**RECORDS PROVIDED**
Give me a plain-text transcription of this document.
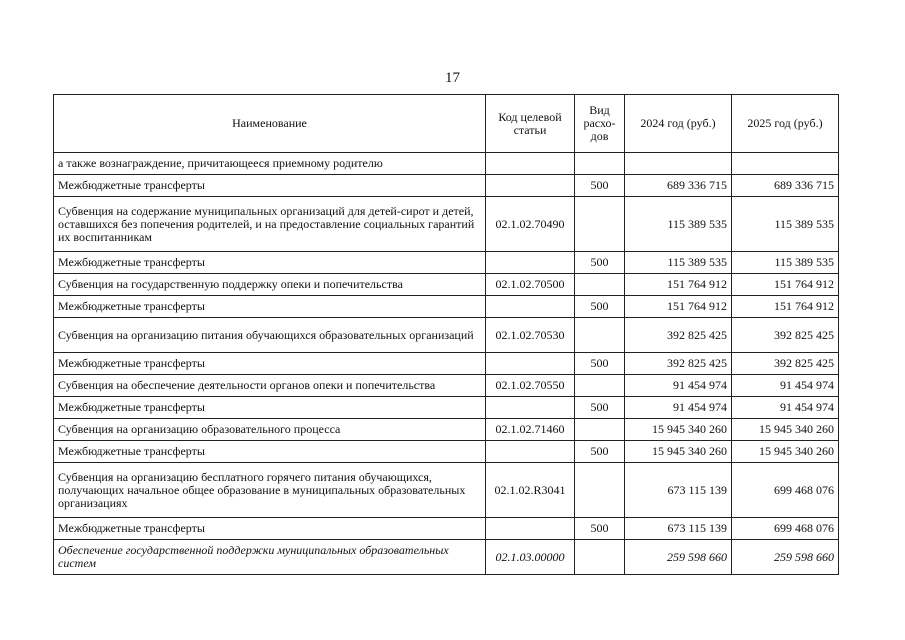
17
Наименование	Код целевой статьи	Вид расхо-дов	2024 год (руб.)	2025 год (руб.)
а также вознаграждение, причитающееся приемному родителю				
Межбюджетные трансферты		500	689 336 715	689 336 715
Субвенция на содержание муниципальных организаций для детей-сирот и детей, оставшихся без попечения родителей, и на предоставление социальных гарантий их воспитанникам	02.1.02.70490		115 389 535	115 389 535
Межбюджетные трансферты		500	115 389 535	115 389 535
Субвенция на государственную поддержку опеки и попечительства	02.1.02.70500		151 764 912	151 764 912
Межбюджетные трансферты		500	151 764 912	151 764 912
Субвенция на организацию питания обучающихся образовательных организаций	02.1.02.70530		392 825 425	392 825 425
Межбюджетные трансферты		500	392 825 425	392 825 425
Субвенция на обеспечение деятельности органов опеки и попечительства	02.1.02.70550		91 454 974	91 454 974
Межбюджетные трансферты		500	91 454 974	91 454 974
Субвенция на организацию образовательного процесса	02.1.02.71460		15 945 340 260	15 945 340 260
Межбюджетные трансферты		500	15 945 340 260	15 945 340 260
Субвенция на организацию бесплатного горячего питания обучающихся, получающих начальное общее образование в муниципальных образовательных организациях	02.1.02.R3041		673 115 139	699 468 076
Межбюджетные трансферты		500	673 115 139	699 468 076
Обеспечение государственной поддержки муниципальных образовательных систем	02.1.03.00000		259 598 660	259 598 660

**THE TASK**
Pick each line holding the word "попечительства" out of the data and copy it.

**RESPONSE FOR THIS EXERCISE**
Субвенция на государственную поддержку опеки и попечительства	02.1.02.70500		151 764 912	151 764 912
Субвенция на обеспечение деятельности органов опеки и попечительства	02.1.02.70550		91 454 974	91 454 974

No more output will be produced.